_Records_
^^^^^^^^
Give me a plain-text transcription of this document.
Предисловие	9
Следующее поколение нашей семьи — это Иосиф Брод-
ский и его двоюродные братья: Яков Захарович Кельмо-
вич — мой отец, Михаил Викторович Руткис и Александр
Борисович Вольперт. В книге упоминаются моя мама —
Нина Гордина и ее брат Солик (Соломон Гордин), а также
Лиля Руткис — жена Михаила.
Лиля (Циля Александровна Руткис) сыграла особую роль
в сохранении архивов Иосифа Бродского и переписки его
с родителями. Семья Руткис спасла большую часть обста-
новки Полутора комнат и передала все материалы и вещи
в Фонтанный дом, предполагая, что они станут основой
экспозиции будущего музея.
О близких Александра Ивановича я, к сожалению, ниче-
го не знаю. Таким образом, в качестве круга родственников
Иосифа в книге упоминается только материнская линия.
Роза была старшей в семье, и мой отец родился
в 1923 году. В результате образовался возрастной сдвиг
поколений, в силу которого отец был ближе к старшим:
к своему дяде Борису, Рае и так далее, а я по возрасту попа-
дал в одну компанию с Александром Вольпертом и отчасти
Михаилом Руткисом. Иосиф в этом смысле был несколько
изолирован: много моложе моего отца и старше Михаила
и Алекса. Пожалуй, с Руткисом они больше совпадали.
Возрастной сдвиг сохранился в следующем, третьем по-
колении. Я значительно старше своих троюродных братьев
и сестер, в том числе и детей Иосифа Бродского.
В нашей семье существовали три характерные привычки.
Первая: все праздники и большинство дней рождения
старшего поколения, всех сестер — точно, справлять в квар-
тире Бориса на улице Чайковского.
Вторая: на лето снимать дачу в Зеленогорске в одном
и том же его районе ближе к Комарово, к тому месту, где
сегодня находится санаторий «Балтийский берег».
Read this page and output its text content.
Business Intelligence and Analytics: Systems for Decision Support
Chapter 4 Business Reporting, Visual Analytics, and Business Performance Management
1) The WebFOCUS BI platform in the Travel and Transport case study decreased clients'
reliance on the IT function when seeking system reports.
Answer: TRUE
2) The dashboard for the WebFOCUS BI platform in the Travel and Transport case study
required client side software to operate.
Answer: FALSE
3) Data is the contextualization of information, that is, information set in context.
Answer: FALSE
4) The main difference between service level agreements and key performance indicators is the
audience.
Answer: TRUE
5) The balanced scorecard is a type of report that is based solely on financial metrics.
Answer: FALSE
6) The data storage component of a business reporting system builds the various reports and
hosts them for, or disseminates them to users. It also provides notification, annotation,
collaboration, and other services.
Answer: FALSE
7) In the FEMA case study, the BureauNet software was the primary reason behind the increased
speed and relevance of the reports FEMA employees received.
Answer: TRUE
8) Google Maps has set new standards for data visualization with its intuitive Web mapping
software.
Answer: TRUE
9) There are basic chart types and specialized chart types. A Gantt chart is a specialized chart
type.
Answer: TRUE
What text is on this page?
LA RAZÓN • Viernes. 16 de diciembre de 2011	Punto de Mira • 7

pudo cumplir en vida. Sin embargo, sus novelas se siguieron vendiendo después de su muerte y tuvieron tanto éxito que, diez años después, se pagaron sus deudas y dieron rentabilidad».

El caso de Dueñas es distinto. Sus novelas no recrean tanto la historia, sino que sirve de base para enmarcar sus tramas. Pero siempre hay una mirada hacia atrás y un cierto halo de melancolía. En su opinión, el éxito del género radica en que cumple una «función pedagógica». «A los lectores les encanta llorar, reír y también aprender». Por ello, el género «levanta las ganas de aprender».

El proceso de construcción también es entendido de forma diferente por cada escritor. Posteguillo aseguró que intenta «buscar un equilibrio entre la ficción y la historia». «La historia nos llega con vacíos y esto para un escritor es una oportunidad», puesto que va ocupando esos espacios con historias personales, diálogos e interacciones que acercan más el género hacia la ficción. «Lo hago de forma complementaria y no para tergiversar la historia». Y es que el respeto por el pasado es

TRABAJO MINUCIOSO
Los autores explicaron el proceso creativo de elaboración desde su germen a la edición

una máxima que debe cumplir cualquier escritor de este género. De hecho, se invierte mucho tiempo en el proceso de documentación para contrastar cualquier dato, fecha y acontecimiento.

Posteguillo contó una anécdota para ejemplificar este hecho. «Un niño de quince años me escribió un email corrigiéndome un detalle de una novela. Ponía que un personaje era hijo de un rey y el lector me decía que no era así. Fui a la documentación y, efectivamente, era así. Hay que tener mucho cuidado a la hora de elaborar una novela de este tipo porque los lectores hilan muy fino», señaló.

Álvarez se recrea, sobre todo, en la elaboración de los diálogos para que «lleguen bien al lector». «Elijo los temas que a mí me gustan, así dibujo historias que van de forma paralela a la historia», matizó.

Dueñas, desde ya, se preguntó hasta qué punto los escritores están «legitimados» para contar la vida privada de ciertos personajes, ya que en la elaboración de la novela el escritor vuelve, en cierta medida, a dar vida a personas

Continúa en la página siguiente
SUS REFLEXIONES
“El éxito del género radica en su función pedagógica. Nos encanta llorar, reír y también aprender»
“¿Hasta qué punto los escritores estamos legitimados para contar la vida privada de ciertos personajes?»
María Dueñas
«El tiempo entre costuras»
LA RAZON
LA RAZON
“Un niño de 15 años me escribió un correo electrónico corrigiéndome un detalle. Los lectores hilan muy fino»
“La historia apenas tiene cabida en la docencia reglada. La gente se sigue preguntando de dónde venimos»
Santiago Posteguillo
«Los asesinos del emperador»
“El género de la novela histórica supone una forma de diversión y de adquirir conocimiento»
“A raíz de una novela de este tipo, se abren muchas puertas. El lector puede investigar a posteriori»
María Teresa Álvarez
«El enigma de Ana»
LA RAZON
^^^^^^^^
_Instructions to follow_
Among the lines of the records above, count those holding the string "diálogos", and report only the number.

_Correct output_
2